(Saved data entries)
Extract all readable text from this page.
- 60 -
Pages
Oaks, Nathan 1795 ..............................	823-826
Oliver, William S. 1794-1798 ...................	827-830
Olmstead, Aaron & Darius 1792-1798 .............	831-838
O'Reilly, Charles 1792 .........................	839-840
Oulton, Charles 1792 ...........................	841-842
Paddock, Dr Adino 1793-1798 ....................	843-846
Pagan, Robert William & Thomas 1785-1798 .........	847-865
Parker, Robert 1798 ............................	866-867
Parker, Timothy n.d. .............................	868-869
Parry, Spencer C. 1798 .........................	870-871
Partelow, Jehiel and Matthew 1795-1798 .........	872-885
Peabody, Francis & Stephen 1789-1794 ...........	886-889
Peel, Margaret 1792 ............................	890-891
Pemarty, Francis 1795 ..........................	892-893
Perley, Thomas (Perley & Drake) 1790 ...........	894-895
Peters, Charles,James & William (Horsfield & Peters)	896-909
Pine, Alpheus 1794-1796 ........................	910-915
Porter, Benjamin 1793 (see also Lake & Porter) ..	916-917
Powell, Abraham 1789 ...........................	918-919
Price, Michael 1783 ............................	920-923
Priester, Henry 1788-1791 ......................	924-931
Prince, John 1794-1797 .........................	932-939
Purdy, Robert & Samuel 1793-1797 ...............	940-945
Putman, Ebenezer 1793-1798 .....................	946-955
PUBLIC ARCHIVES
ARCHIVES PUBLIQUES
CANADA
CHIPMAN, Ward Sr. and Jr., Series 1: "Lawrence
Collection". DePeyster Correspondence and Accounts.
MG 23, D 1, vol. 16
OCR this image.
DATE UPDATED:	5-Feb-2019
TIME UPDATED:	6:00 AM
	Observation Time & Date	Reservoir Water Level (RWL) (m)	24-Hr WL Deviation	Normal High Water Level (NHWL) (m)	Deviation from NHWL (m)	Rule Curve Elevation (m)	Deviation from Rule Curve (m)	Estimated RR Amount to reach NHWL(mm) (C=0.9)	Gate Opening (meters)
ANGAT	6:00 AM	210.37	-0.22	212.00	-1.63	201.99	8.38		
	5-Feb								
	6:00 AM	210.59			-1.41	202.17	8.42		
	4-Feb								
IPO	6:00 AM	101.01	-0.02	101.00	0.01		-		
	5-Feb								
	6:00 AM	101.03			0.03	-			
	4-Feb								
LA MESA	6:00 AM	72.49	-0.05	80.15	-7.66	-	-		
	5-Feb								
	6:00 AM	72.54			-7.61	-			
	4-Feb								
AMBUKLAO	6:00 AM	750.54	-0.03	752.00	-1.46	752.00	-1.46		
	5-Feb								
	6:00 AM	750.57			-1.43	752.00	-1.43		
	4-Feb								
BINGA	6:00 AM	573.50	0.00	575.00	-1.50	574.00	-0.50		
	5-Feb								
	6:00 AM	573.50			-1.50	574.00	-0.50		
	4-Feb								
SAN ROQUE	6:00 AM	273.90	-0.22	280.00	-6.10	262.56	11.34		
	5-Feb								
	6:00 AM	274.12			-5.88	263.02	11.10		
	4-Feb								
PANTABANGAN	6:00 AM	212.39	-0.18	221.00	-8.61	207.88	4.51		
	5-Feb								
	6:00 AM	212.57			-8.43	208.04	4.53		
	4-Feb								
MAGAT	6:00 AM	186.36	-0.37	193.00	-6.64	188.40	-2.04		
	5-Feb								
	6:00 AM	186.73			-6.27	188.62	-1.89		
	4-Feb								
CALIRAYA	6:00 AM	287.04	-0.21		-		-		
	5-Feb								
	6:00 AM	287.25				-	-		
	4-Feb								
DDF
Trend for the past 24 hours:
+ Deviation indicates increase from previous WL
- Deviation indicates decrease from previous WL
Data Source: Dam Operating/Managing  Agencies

Problem to work on:
Set down the entries verbatim, leaving none out.

Problem solution:
Extract all readable text from this page.
- 60 -
Pages
Oaks, Nathan 1795 ..............................	823-826
Oliver, William S. 1794-1798 ...................	827-830
Olmstead, Aaron & Darius 1792-1798 .............	831-838
O'Reilly, Charles 1792 .........................	839-840
Oulton, Charles 1792 ...........................	841-842
Paddock, Dr Adino 1793-1798 ....................	843-846
Pagan, Robert William & Thomas 1785-1798 .........	847-865
Parker, Robert 1798 ............................	866-867
Parker, Timothy n.d. .............................	868-869
Parry, Spencer C. 1798 .........................	870-871
Partelow, Jehiel and Matthew 1795-1798 .........	872-885
Peabody, Francis & Stephen 1789-1794 ...........	886-889
Peel, Margaret 1792 ............................	890-891
Pemarty, Francis 1795 ..........................	892-893
Perley, Thomas (Perley & Drake) 1790 ...........	894-895
Peters, Charles,James & William (Horsfield & Peters)	896-909
Pine, Alpheus 1794-1796 ........................	910-915
Porter, Benjamin 1793 (see also Lake & Porter) ..	916-917
Powell, Abraham 1789 ...........................	918-919
Price, Michael 1783 ............................	920-923
Priester, Henry 1788-1791 ......................	924-931
Prince, John 1794-1797 .........................	932-939
Purdy, Robert & Samuel 1793-1797 ...............	940-945
Putman, Ebenezer 1793-1798 .....................	946-955
PUBLIC ARCHIVES
ARCHIVES PUBLIQUES
CANADA
CHIPMAN, Ward Sr. and Jr., Series 1: "Lawrence
Collection". DePeyster Correspondence and Accounts.
MG 23, D 1, vol. 16
OCR this image.
DATE UPDATED:	5-Feb-2019
TIME UPDATED:	6:00 AM
	Observation Time & Date	Reservoir Water Level (RWL) (m)	24-Hr WL Deviation	Normal High Water Level (NHWL) (m)	Deviation from NHWL (m)	Rule Curve Elevation (m)	Deviation from Rule Curve (m)	Estimated RR Amount to reach NHWL(mm) (C=0.9)	Gate Opening (meters)
ANGAT	6:00 AM	210.37	-0.22	212.00	-1.63	201.99	8.38		
	5-Feb								
	6:00 AM	210.59			-1.41	202.17	8.42		
	4-Feb								
IPO	6:00 AM	101.01	-0.02	101.00	0.01		-		
	5-Feb								
	6:00 AM	101.03			0.03	-			
	4-Feb								
LA MESA	6:00 AM	72.49	-0.05	80.15	-7.66	-	-		
	5-Feb								
	6:00 AM	72.54			-7.61	-			
	4-Feb								
AMBUKLAO	6:00 AM	750.54	-0.03	752.00	-1.46	752.00	-1.46		
	5-Feb								
	6:00 AM	750.57			-1.43	752.00	-1.43		
	4-Feb								
BINGA	6:00 AM	573.50	0.00	575.00	-1.50	574.00	-0.50		
	5-Feb								
	6:00 AM	573.50			-1.50	574.00	-0.50		
	4-Feb								
SAN ROQUE	6:00 AM	273.90	-0.22	280.00	-6.10	262.56	11.34		
	5-Feb								
	6:00 AM	274.12			-5.88	263.02	11.10		
	4-Feb								
PANTABANGAN	6:00 AM	212.39	-0.18	221.00	-8.61	207.88	4.51		
	5-Feb								
	6:00 AM	212.57			-8.43	208.04	4.53		
	4-Feb								
MAGAT	6:00 AM	186.36	-0.37	193.00	-6.64	188.40	-2.04		
	5-Feb								
	6:00 AM	186.73			-6.27	188.62	-1.89		
	4-Feb								
CALIRAYA	6:00 AM	287.04	-0.21		-		-		
	5-Feb								
	6:00 AM	287.25				-	-		
	4-Feb								
DDF
Trend for the past 24 hours:
+ Deviation indicates increase from previous WL
- Deviation indicates decrease from previous WL
Data Source: Dam Operating/Managing  Agencies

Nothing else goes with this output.